_Objectif_
Pouvez-vous recopier à l'identique les lignes allant de celle qui contient "Text: (!zero): (!zero) [322, 183, 369, 197]" jusqu'à celle qui contient "I need the location", ces deux lignes incluses ?
- - - -
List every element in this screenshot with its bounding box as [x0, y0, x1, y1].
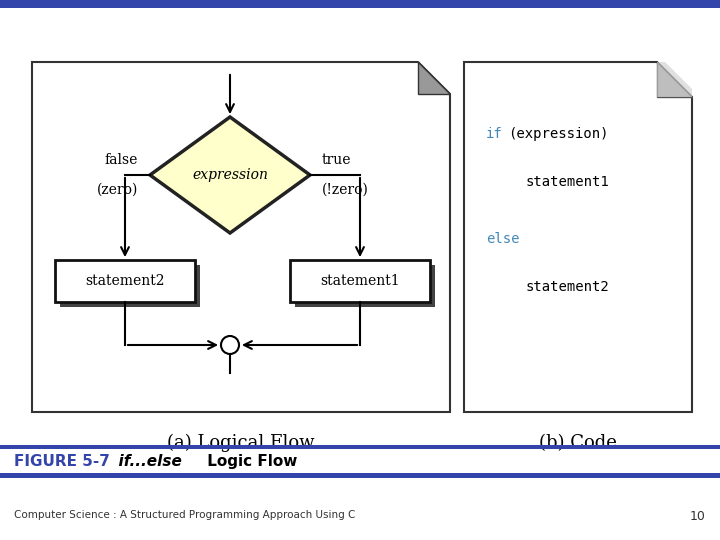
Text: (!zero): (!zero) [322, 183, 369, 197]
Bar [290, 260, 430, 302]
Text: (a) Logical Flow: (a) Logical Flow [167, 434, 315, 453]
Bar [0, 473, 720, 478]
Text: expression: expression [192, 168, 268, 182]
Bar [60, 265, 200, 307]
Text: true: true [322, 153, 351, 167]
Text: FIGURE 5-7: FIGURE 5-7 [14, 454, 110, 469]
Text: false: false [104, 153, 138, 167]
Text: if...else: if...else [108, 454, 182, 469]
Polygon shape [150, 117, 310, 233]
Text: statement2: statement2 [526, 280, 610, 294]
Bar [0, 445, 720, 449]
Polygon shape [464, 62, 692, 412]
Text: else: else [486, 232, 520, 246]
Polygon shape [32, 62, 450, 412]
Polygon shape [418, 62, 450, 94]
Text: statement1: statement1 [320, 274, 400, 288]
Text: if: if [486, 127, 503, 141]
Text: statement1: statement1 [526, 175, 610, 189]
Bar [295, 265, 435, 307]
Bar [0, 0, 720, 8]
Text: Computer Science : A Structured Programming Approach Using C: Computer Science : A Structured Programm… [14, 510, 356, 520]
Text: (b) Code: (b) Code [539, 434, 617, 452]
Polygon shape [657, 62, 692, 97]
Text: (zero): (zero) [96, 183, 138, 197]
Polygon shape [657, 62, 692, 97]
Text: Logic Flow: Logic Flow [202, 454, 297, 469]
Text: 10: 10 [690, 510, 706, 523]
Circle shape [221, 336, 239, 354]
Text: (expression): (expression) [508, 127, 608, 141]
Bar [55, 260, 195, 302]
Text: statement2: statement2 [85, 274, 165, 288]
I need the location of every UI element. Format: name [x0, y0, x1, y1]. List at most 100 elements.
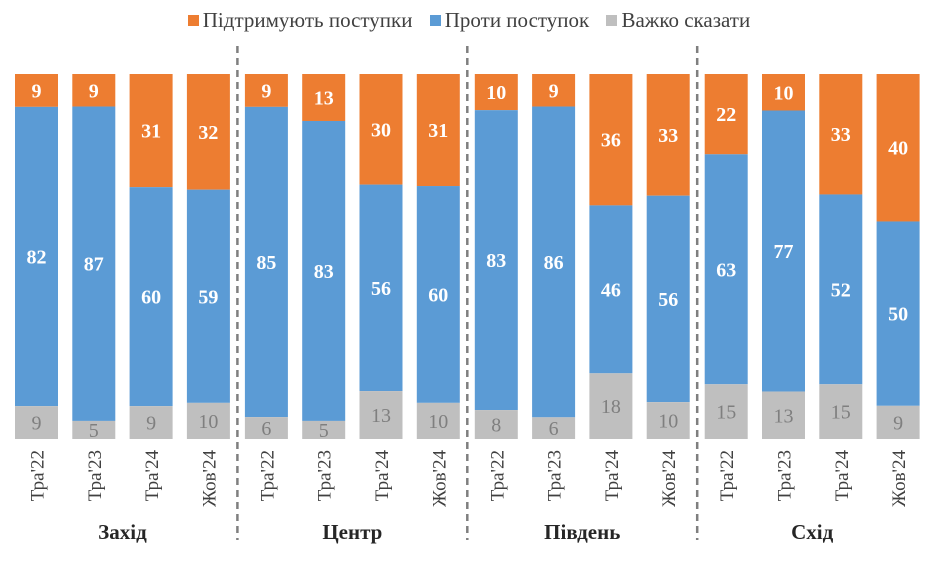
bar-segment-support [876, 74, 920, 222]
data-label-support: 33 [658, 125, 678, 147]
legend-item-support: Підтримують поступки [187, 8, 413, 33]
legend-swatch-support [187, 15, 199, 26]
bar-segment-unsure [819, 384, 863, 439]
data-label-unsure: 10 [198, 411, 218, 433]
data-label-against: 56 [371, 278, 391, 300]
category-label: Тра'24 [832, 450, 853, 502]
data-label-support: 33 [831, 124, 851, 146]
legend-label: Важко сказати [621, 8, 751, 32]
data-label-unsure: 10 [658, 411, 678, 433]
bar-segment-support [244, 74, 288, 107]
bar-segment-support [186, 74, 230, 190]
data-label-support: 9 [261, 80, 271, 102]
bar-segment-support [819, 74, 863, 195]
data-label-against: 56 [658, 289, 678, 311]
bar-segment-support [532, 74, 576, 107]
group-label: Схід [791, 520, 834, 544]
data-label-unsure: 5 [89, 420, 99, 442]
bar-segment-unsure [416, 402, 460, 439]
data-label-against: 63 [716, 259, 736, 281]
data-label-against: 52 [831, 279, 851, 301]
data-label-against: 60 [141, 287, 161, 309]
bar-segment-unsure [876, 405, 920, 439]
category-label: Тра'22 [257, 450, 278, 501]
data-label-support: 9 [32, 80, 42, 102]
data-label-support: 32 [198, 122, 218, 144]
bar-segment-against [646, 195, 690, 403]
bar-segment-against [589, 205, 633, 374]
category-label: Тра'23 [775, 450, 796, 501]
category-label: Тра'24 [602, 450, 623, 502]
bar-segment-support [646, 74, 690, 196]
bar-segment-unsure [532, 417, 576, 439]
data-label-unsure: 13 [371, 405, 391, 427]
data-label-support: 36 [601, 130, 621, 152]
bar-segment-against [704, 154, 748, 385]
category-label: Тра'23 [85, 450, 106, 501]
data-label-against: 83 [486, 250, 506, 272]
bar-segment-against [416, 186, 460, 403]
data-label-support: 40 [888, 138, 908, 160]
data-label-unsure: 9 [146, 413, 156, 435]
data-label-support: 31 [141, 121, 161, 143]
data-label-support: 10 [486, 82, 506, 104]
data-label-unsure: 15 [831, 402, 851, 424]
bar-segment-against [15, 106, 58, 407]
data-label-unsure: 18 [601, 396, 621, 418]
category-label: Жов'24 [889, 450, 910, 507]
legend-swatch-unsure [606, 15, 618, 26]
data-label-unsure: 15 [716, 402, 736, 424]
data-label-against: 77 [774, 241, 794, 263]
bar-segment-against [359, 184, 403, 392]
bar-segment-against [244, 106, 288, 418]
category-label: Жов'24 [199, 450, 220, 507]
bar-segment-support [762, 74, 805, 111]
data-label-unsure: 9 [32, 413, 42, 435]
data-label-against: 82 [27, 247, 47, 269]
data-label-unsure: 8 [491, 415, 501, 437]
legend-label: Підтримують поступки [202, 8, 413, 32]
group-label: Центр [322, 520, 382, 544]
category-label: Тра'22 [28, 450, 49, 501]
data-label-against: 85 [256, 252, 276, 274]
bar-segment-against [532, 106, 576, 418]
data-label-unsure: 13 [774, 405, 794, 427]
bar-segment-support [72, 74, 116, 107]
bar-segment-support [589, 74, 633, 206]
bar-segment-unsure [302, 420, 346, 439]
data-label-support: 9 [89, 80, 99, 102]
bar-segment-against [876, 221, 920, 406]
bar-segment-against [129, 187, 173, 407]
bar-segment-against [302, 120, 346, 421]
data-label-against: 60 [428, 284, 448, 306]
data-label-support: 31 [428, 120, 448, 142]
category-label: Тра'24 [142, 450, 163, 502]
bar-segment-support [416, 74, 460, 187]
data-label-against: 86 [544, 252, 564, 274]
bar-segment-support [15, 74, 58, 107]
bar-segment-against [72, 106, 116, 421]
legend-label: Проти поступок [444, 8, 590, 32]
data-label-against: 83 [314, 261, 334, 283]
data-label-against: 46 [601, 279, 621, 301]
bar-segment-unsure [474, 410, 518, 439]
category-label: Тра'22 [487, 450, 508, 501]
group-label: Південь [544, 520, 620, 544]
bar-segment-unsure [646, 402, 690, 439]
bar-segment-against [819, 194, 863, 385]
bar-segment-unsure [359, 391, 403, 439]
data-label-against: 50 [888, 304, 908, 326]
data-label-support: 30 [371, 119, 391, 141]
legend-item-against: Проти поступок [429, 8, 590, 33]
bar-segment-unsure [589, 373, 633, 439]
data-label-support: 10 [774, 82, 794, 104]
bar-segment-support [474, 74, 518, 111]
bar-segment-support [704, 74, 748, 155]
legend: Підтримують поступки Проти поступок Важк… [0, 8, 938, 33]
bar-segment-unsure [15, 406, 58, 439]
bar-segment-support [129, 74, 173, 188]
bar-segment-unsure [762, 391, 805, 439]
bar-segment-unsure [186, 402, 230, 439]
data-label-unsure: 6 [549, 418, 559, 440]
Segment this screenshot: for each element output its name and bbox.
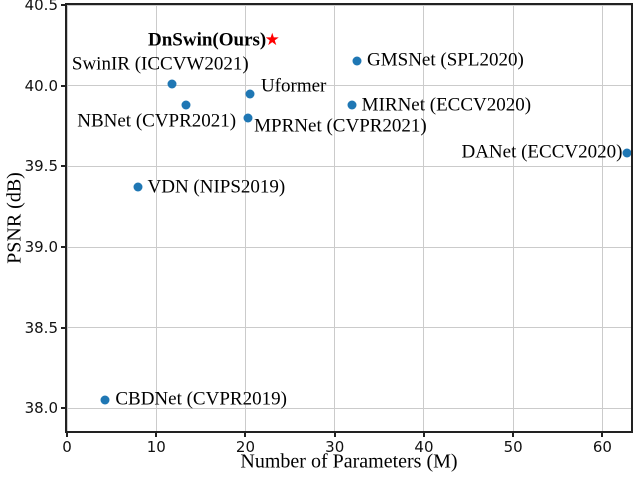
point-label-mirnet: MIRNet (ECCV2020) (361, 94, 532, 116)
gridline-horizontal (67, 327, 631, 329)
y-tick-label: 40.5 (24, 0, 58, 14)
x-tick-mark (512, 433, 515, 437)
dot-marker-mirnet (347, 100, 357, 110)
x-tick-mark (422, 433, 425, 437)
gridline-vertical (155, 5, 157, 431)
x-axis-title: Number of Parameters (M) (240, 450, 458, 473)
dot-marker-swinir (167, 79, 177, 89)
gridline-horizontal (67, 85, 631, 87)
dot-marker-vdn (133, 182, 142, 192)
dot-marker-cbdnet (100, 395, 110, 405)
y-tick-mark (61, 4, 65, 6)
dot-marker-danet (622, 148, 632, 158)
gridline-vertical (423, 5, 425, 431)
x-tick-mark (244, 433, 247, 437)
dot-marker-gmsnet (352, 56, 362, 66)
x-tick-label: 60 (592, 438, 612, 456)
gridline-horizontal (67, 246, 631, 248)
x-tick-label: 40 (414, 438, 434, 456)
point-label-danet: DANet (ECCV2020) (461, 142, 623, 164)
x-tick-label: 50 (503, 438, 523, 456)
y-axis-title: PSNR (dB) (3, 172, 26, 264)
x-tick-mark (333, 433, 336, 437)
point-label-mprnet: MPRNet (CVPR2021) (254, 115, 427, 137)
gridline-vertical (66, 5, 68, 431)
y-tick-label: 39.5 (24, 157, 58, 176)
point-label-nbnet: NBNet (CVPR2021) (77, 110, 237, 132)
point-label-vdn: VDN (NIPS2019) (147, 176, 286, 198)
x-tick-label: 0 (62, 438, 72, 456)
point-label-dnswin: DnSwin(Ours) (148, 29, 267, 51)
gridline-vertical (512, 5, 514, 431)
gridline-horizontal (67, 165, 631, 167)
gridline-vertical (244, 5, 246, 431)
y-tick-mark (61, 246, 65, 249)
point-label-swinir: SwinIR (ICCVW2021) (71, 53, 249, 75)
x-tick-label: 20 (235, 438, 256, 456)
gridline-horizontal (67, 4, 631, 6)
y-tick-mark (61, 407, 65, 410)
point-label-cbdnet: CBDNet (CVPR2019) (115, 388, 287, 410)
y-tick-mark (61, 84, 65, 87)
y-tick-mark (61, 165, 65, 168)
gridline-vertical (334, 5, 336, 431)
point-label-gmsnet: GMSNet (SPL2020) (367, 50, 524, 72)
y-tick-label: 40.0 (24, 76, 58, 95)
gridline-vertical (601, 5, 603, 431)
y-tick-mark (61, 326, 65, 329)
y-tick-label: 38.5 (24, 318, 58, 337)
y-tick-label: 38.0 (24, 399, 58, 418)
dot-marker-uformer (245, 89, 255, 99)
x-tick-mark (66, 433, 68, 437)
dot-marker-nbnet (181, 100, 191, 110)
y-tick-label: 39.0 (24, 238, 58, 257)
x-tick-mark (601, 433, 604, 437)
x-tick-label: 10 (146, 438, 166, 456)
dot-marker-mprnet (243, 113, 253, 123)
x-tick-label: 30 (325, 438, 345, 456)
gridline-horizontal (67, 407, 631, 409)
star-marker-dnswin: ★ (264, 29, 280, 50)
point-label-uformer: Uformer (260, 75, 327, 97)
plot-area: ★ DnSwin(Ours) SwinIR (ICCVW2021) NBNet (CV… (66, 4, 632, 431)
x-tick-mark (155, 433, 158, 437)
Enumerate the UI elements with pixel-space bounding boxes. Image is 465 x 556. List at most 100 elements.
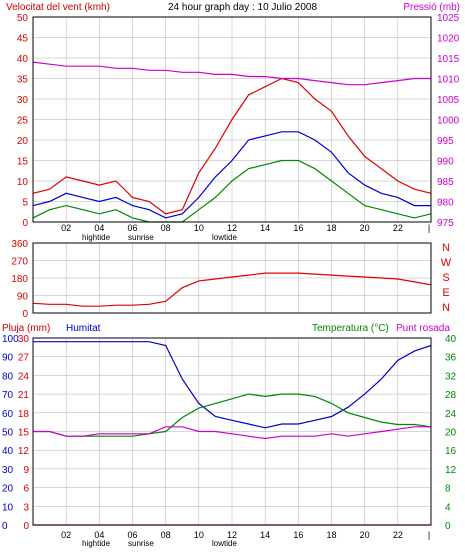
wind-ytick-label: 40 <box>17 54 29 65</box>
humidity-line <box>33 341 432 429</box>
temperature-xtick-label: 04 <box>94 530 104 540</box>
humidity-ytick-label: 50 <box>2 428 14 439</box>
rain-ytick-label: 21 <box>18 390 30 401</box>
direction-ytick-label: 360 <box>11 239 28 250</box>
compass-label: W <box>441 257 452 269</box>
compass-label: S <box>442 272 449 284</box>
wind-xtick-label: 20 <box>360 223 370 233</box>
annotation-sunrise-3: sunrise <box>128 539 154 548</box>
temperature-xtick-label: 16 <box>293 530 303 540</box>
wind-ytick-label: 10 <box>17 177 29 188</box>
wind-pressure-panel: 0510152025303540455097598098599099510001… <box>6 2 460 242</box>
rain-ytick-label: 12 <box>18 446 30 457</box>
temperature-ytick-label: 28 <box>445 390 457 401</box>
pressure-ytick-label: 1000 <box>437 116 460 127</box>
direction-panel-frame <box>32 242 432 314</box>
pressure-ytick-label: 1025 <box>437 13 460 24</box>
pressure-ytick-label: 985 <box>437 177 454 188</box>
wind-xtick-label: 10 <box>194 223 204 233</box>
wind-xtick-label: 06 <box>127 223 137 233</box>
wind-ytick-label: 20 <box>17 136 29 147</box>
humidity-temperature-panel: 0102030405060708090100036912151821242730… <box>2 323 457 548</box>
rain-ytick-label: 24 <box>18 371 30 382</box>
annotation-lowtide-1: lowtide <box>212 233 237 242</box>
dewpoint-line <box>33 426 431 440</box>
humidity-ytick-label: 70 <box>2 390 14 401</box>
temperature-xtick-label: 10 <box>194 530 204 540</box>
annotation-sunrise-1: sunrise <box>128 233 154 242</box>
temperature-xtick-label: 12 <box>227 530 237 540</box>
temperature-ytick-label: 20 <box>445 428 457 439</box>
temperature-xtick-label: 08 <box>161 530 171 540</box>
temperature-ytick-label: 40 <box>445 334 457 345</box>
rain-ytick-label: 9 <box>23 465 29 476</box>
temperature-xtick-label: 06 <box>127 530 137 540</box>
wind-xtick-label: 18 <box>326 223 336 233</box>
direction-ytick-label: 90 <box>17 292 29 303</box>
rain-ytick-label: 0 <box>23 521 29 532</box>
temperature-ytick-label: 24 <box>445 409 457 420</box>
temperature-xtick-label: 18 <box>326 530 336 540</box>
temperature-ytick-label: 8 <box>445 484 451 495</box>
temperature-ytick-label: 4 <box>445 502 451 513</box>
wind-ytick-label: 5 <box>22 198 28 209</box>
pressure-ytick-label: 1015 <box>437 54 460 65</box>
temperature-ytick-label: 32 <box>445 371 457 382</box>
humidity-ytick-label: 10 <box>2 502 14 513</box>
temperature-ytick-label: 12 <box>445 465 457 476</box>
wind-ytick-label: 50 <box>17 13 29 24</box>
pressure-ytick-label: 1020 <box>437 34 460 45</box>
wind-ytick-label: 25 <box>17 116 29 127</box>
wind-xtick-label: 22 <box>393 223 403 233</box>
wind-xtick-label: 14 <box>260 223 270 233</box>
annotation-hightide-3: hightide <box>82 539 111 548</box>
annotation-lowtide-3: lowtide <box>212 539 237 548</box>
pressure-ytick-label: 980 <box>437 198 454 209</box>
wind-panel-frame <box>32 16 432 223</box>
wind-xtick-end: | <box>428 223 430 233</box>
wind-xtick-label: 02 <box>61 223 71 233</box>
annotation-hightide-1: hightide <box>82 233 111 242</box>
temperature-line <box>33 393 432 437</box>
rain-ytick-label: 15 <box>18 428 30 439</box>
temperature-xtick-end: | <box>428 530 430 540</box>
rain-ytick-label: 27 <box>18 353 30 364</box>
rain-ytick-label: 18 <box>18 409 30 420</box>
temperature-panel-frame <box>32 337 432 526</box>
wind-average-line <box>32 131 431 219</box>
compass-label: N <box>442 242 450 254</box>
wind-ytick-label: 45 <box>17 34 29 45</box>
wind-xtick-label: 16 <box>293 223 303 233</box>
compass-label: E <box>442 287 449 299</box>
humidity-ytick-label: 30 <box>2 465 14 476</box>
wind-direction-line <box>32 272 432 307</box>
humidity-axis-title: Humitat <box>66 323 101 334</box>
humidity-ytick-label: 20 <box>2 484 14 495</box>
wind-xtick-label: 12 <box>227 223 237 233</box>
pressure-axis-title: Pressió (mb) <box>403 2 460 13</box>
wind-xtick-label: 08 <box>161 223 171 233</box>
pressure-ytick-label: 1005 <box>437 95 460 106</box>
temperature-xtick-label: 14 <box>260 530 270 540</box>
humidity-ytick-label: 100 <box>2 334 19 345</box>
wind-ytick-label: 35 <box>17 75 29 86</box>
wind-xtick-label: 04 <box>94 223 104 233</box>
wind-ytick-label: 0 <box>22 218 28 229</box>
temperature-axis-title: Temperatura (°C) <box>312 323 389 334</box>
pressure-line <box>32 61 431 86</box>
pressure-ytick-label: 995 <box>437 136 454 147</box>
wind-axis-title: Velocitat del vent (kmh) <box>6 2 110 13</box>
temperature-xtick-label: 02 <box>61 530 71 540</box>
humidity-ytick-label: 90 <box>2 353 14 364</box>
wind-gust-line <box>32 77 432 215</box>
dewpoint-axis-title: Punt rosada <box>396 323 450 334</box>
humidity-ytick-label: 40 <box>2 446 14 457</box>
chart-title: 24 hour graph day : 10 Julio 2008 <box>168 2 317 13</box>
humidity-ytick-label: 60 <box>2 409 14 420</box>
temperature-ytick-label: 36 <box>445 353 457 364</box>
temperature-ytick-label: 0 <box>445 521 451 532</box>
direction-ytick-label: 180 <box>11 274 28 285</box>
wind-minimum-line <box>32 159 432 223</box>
- - - -
_Résultat_
Text: (!zero): (!zero) [322, 183, 369, 197]
Bar [290, 260, 430, 302]
Text: (a) Logical Flow: (a) Logical Flow [167, 434, 315, 453]
Bar [0, 473, 720, 478]
Text: expression: expression [192, 168, 268, 182]
Bar [60, 265, 200, 307]
Text: true: true [322, 153, 351, 167]
Text: FIGURE 5-7: FIGURE 5-7 [14, 454, 110, 469]
Text: false: false [104, 153, 138, 167]
Text: if...else: if...else [108, 454, 182, 469]
Polygon shape [150, 117, 310, 233]
Text: statement2: statement2 [526, 280, 610, 294]
Bar [0, 445, 720, 449]
Polygon shape [464, 62, 692, 412]
Text: else: else [486, 232, 520, 246]
Polygon shape [32, 62, 450, 412]
Polygon shape [418, 62, 450, 94]
Text: statement1: statement1 [320, 274, 400, 288]
Text: if: if [486, 127, 503, 141]
Text: statement1: statement1 [526, 175, 610, 189]
Bar [295, 265, 435, 307]
Bar [0, 0, 720, 8]
Text: Computer Science : A Structured Programming Approach Using C: Computer Science : A Structured Programm… [14, 510, 356, 520]
Text: (b) Code: (b) Code [539, 434, 617, 452]
Polygon shape [657, 62, 692, 97]
Text: (zero): (zero) [96, 183, 138, 197]
Polygon shape [657, 62, 692, 97]
Text: Logic Flow: Logic Flow [202, 454, 297, 469]
Text: 10: 10 [690, 510, 706, 523]
Circle shape [221, 336, 239, 354]
Text: (expression): (expression) [508, 127, 608, 141]
Bar [55, 260, 195, 302]
Text: statement2: statement2 [85, 274, 165, 288]
I need the location of every UI element. Format: name [x0, y0, x1, y1]. List at most 100 elements.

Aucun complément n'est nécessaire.